[start of Extracted material]

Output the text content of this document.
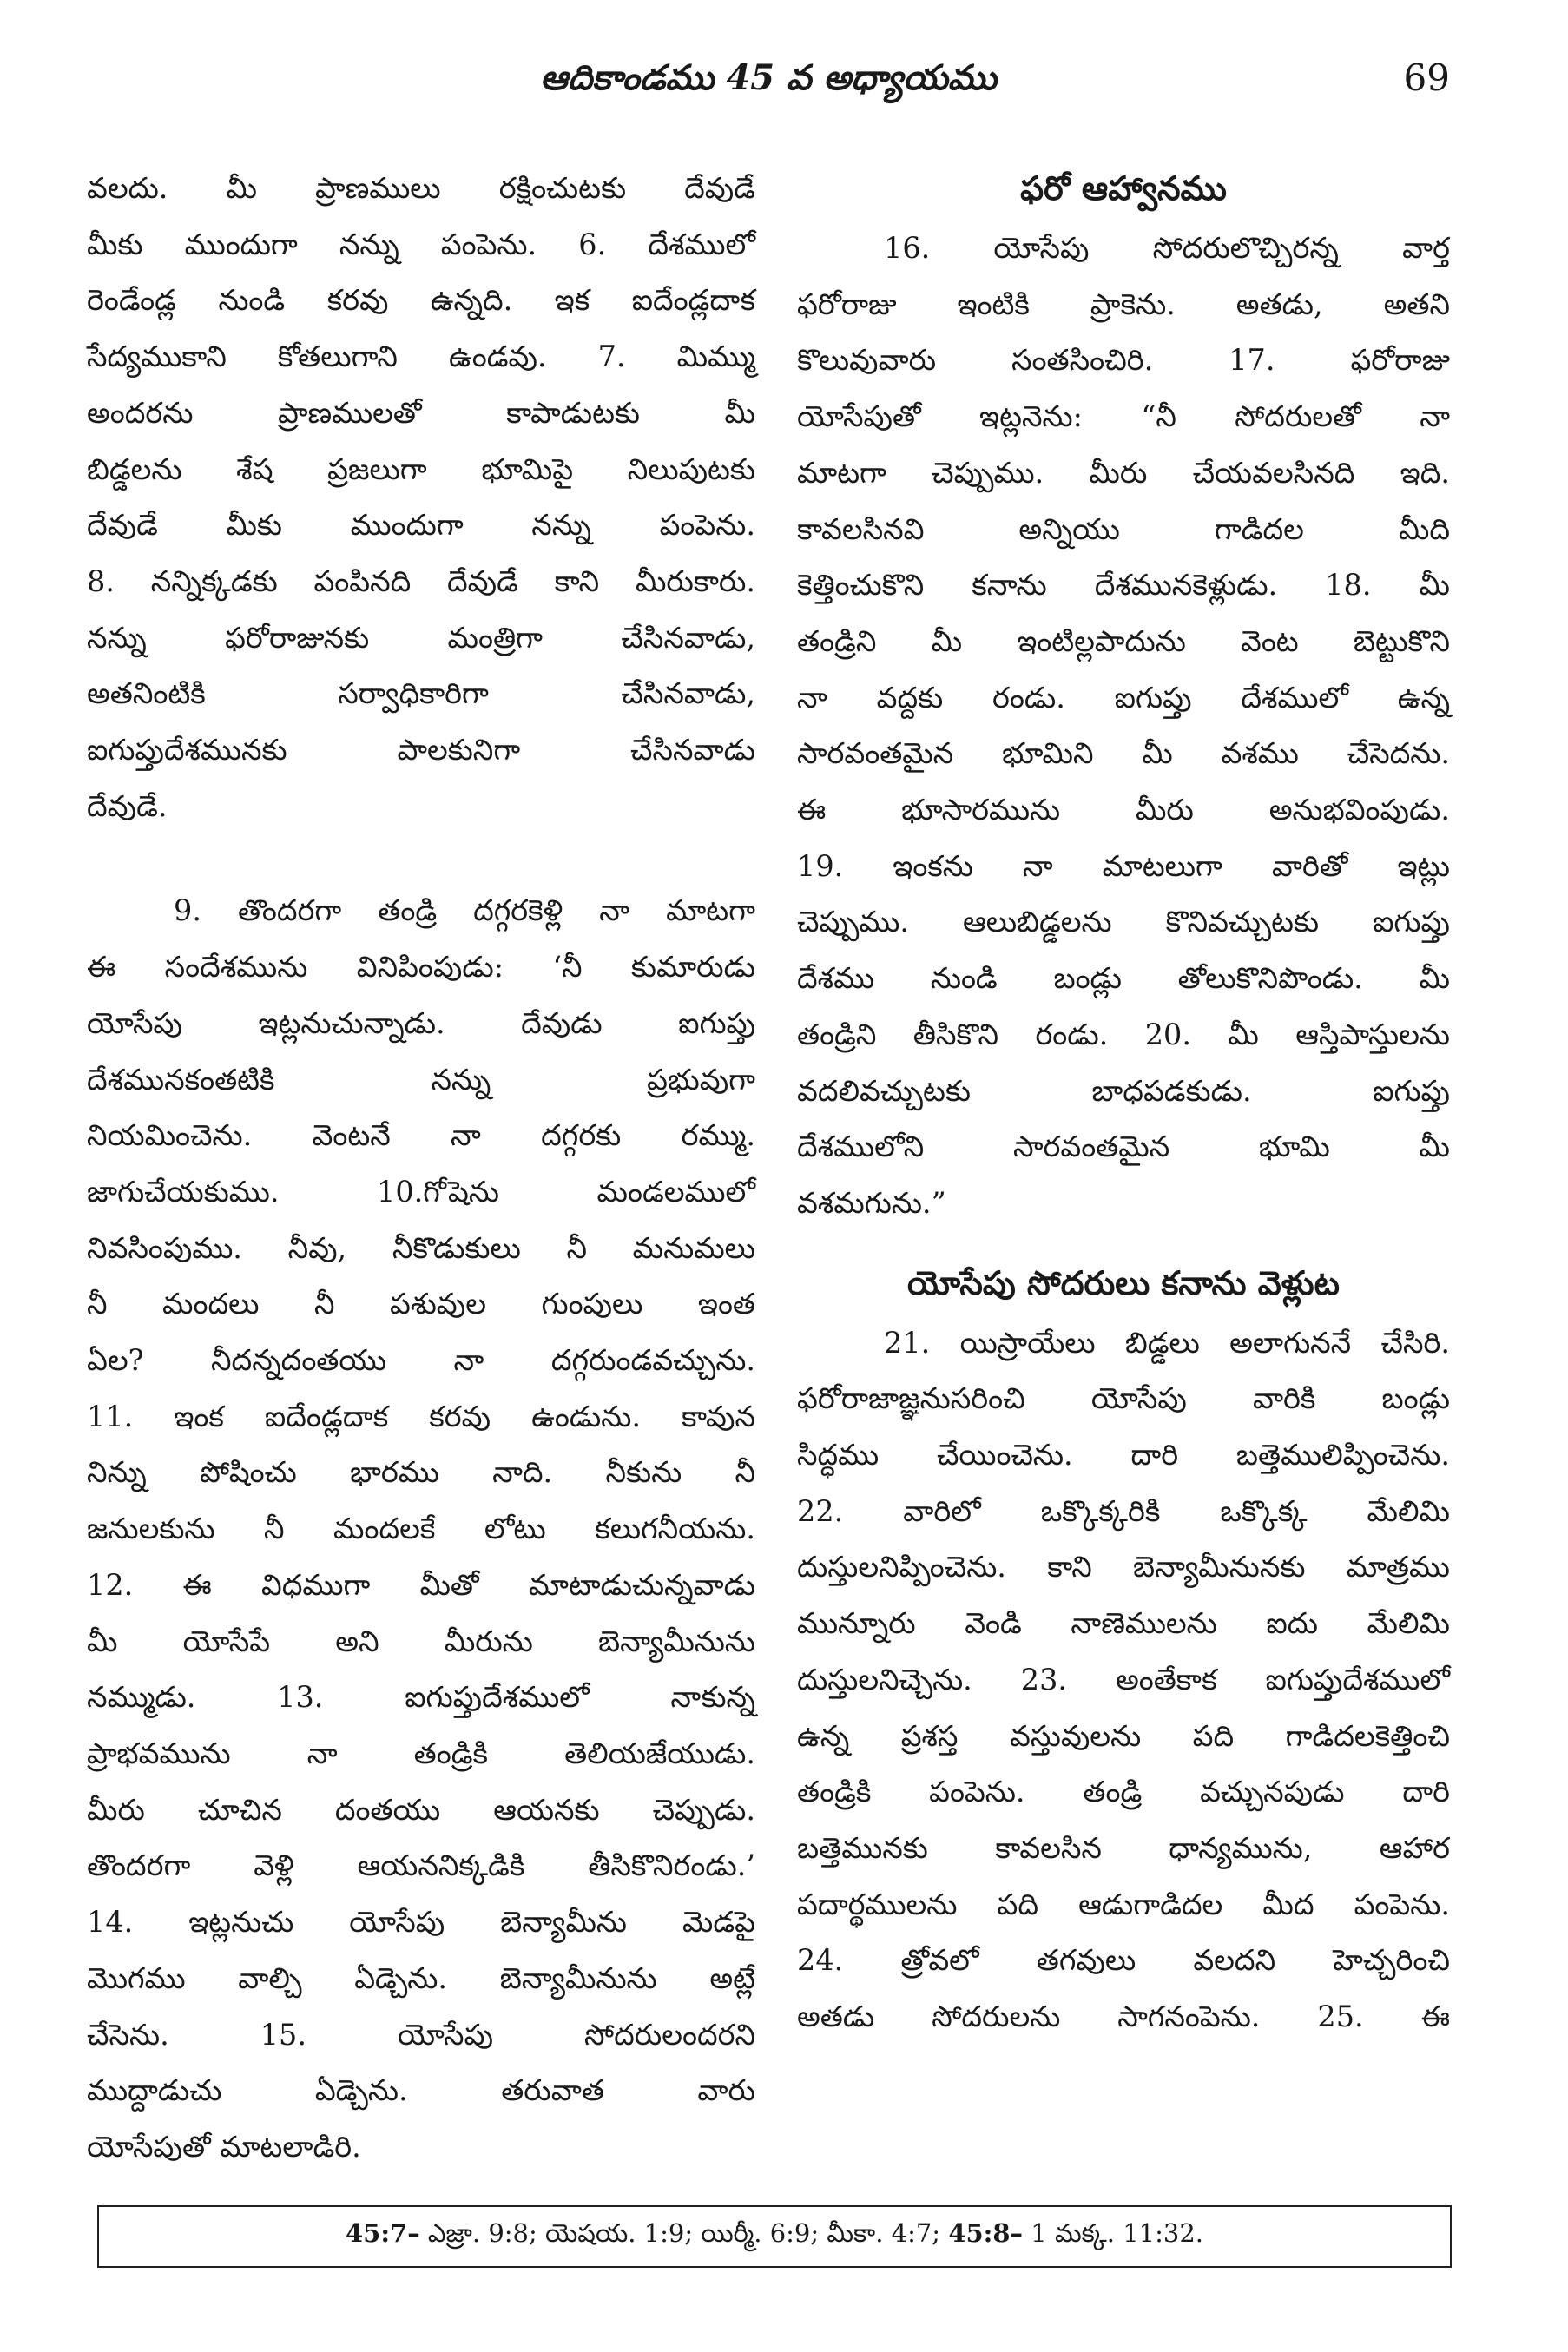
ఆదికాండము 45 వ అధ్యాయము	69
వలదు. మీ ప్రాణములు రక్షించుటకు దేవుడే
మీకు ముందుగా నన్ను పంపెను. 6. దేశములో
రెండేండ్ల నుండి కరవు ఉన్నది. ఇక ఐదేండ్లదాక
సేద్యముకాని కోతలుగాని ఉండవు. 7. మిమ్ము
అందరను ప్రాణములతో కాపాడుటకు మీ
బిడ్డలను శేష ప్రజలుగా భూమిపై నిలుపుటకు
దేవుడే మీకు ముందుగా నన్ను పంపెను.
8. నన్నిక్కడకు పంపినది దేవుడే కాని మీరుకారు.
నన్ను ఫరోరాజునకు మంత్రిగా చేసినవాడు,
అతనింటికి సర్వాధికారిగా చేసినవాడు,
ఐగుప్తుదేశమునకు పాలకునిగా చేసినవాడు
దేవుడే.
9. తొందరగా తండ్రి దగ్గరకెళ్లి నా మాటగా
ఈ సందేశమును వినిపింపుడు: ‘నీ కుమారుడు
యోసేపు ఇట్లనుచున్నాడు. దేవుడు ఐగుప్తు
దేశమునకంతటికి నన్ను ప్రభువుగా
నియమించెను. వెంటనే నా దగ్గరకు రమ్ము.
జాగుచేయకుము. 10.గోషెను మండలములో
నివసింపుము. నీవు, నీకొడుకులు నీ మనుమలు
నీ మందలు నీ పశువుల గుంపులు ఇంత
ఏల? నీదన్నదంతయు నా దగ్గరుండవచ్చును.
11. ఇంక ఐదేండ్లదాక కరవు ఉండును. కావున
నిన్ను పోషించు భారము నాది. నీకును నీ
జనులకును నీ మందలకే లోటు కలుగనీయను.
12. ఈ విధముగా మీతో మాటాడుచున్నవాడు
మీ యోసేపే అని మీరును బెన్యామీనును
నమ్ముడు. 13. ఐగుప్తుదేశములో నాకున్న
ప్రాభవమును నా తండ్రికి తెలియజేయుడు.
మీరు చూచిన దంతయు ఆయనకు చెప్పుడు.
తొందరగా వెళ్లి ఆయననిక్కడికి తీసికొనిరండు.’
14. ఇట్లనుచు యోసేపు బెన్యామీను మెడపై
మొగము వాల్చి ఏడ్చెను. బెన్యామీనును అట్లే
చేసెను. 15. యోసేపు సోదరులందరని
ముద్దాడుచు ఏడ్చెను. తరువాత వారు
యోసేపుతో మాటలాడిరి.
ఫరో ఆహ్వానము
16. యోసేపు సోదరులొచ్చిరన్న వార్త
ఫరోరాజు ఇంటికి ప్రాకెను. అతడు, అతని
కొలువువారు సంతసించిరి. 17. ఫరోరాజు
యోసేపుతో ఇట్లనెను: “నీ సోదరులతో నా
మాటగా చెప్పుము. మీరు చేయవలసినది ఇది.
కావలసినవి అన్నియు గాడిదల మీది
కెత్తించుకొని కనాను దేశమునకెళ్లుడు. 18. మీ
తండ్రిని మీ ఇంటిల్లపాదును వెంట బెట్టుకొని
నా వద్దకు రండు. ఐగుప్తు దేశములో ఉన్న
సారవంతమైన భూమిని మీ వశము చేసెదను.
ఈ భూసారమును మీరు అనుభవింపుడు.
19. ఇంకను నా మాటలుగా వారితో ఇట్లు
చెప్పుము. ఆలుబిడ్డలను కొనివచ్చుటకు ఐగుప్తు
దేశము నుండి బండ్లు తోలుకొనిపొండు. మీ
తండ్రిని తీసికొని రండు. 20. మీ ఆస్తిపాస్తులను
వదలివచ్చుటకు బాధపడకుడు. ఐగుప్తు
దేశములోని సారవంతమైన భూమి మీ
వశమగును.”
యోసేపు సోదరులు కనాను వెళ్లుట
21. యిస్రాయేలు బిడ్డలు అలాగుననే చేసిరి.
ఫరోరాజాజ్ఞనుసరించి యోసేపు వారికి బండ్లు
సిద్ధము చేయించెను. దారి బత్తెములిప్పించెను.
22. వారిలో ఒక్కొక్కరికి ఒక్కొక్క మేలిమి
దుస్తులనిప్పించెను. కాని బెన్యామీనునకు మాత్రము
మున్నూరు వెండి నాణెములను ఐదు మేలిమి
దుస్తులనిచ్చెను. 23. అంతేకాక ఐగుప్తుదేశములో
ఉన్న ప్రశస్త వస్తువులను పది గాడిదలకెత్తించి
తండ్రికి పంపెను. తండ్రి వచ్చునపుడు దారి
బత్తెమునకు కావలసిన ధాన్యమును, ఆహార
పదార్థములను పది ఆడుగాడిదల మీద పంపెను.
24. త్రోవలో తగవులు వలదని హెచ్చరించి
అతడు సోదరులను సాగనంపెను. 25. ఈ
45:7– ఎజ్రా. 9:8; యెషయ. 1:9; యిర్మీ. 6:9; మీకా. 4:7; 45:8– 1 మక్క. 11:32.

[end of Extracted material]

## What the task requires
Output the full set of records above without changing a word, and drop the images.

## Exercise answer
Output the text content of this document.
ఆదికాండము 45 వ అధ్యాయము	69
వలదు. మీ ప్రాణములు రక్షించుటకు దేవుడే
మీకు ముందుగా నన్ను పంపెను. 6. దేశములో
రెండేండ్ల నుండి కరవు ఉన్నది. ఇక ఐదేండ్లదాక
సేద్యముకాని కోతలుగాని ఉండవు. 7. మిమ్ము
అందరను ప్రాణములతో కాపాడుటకు మీ
బిడ్డలను శేష ప్రజలుగా భూమిపై నిలుపుటకు
దేవుడే మీకు ముందుగా నన్ను పంపెను.
8. నన్నిక్కడకు పంపినది దేవుడే కాని మీరుకారు.
నన్ను ఫరోరాజునకు మంత్రిగా చేసినవాడు,
అతనింటికి సర్వాధికారిగా చేసినవాడు,
ఐగుప్తుదేశమునకు పాలకునిగా చేసినవాడు
దేవుడే.
9. తొందరగా తండ్రి దగ్గరకెళ్లి నా మాటగా
ఈ సందేశమును వినిపింపుడు: ‘నీ కుమారుడు
యోసేపు ఇట్లనుచున్నాడు. దేవుడు ఐగుప్తు
దేశమునకంతటికి నన్ను ప్రభువుగా
నియమించెను. వెంటనే నా దగ్గరకు రమ్ము.
జాగుచేయకుము. 10.గోషెను మండలములో
నివసింపుము. నీవు, నీకొడుకులు నీ మనుమలు
నీ మందలు నీ పశువుల గుంపులు ఇంత
ఏల? నీదన్నదంతయు నా దగ్గరుండవచ్చును.
11. ఇంక ఐదేండ్లదాక కరవు ఉండును. కావున
నిన్ను పోషించు భారము నాది. నీకును నీ
జనులకును నీ మందలకే లోటు కలుగనీయను.
12. ఈ విధముగా మీతో మాటాడుచున్నవాడు
మీ యోసేపే అని మీరును బెన్యామీనును
నమ్ముడు. 13. ఐగుప్తుదేశములో నాకున్న
ప్రాభవమును నా తండ్రికి తెలియజేయుడు.
మీరు చూచిన దంతయు ఆయనకు చెప్పుడు.
తొందరగా వెళ్లి ఆయననిక్కడికి తీసికొనిరండు.’
14. ఇట్లనుచు యోసేపు బెన్యామీను మెడపై
మొగము వాల్చి ఏడ్చెను. బెన్యామీనును అట్లే
చేసెను. 15. యోసేపు సోదరులందరని
ముద్దాడుచు ఏడ్చెను. తరువాత వారు
యోసేపుతో మాటలాడిరి.
ఫరో ఆహ్వానము
16. యోసేపు సోదరులొచ్చిరన్న వార్త
ఫరోరాజు ఇంటికి ప్రాకెను. అతడు, అతని
కొలువువారు సంతసించిరి. 17. ఫరోరాజు
యోసేపుతో ఇట్లనెను: “నీ సోదరులతో నా
మాటగా చెప్పుము. మీరు చేయవలసినది ఇది.
కావలసినవి అన్నియు గాడిదల మీది
కెత్తించుకొని కనాను దేశమునకెళ్లుడు. 18. మీ
తండ్రిని మీ ఇంటిల్లపాదును వెంట బెట్టుకొని
నా వద్దకు రండు. ఐగుప్తు దేశములో ఉన్న
సారవంతమైన భూమిని మీ వశము చేసెదను.
ఈ భూసారమును మీరు అనుభవింపుడు.
19. ఇంకను నా మాటలుగా వారితో ఇట్లు
చెప్పుము. ఆలుబిడ్డలను కొనివచ్చుటకు ఐగుప్తు
దేశము నుండి బండ్లు తోలుకొనిపొండు. మీ
తండ్రిని తీసికొని రండు. 20. మీ ఆస్తిపాస్తులను
వదలివచ్చుటకు బాధపడకుడు. ఐగుప్తు
దేశములోని సారవంతమైన భూమి మీ
వశమగును.”
యోసేపు సోదరులు కనాను వెళ్లుట
21. యిస్రాయేలు బిడ్డలు అలాగుననే చేసిరి.
ఫరోరాజాజ్ఞనుసరించి యోసేపు వారికి బండ్లు
సిద్ధము చేయించెను. దారి బత్తెములిప్పించెను.
22. వారిలో ఒక్కొక్కరికి ఒక్కొక్క మేలిమి
దుస్తులనిప్పించెను. కాని బెన్యామీనునకు మాత్రము
మున్నూరు వెండి నాణెములను ఐదు మేలిమి
దుస్తులనిచ్చెను. 23. అంతేకాక ఐగుప్తుదేశములో
ఉన్న ప్రశస్త వస్తువులను పది గాడిదలకెత్తించి
తండ్రికి పంపెను. తండ్రి వచ్చునపుడు దారి
బత్తెమునకు కావలసిన ధాన్యమును, ఆహార
పదార్థములను పది ఆడుగాడిదల మీద పంపెను.
24. త్రోవలో తగవులు వలదని హెచ్చరించి
అతడు సోదరులను సాగనంపెను. 25. ఈ
45:7– ఎజ్రా. 9:8; యెషయ. 1:9; యిర్మీ. 6:9; మీకా. 4:7; 45:8– 1 మక్క. 11:32.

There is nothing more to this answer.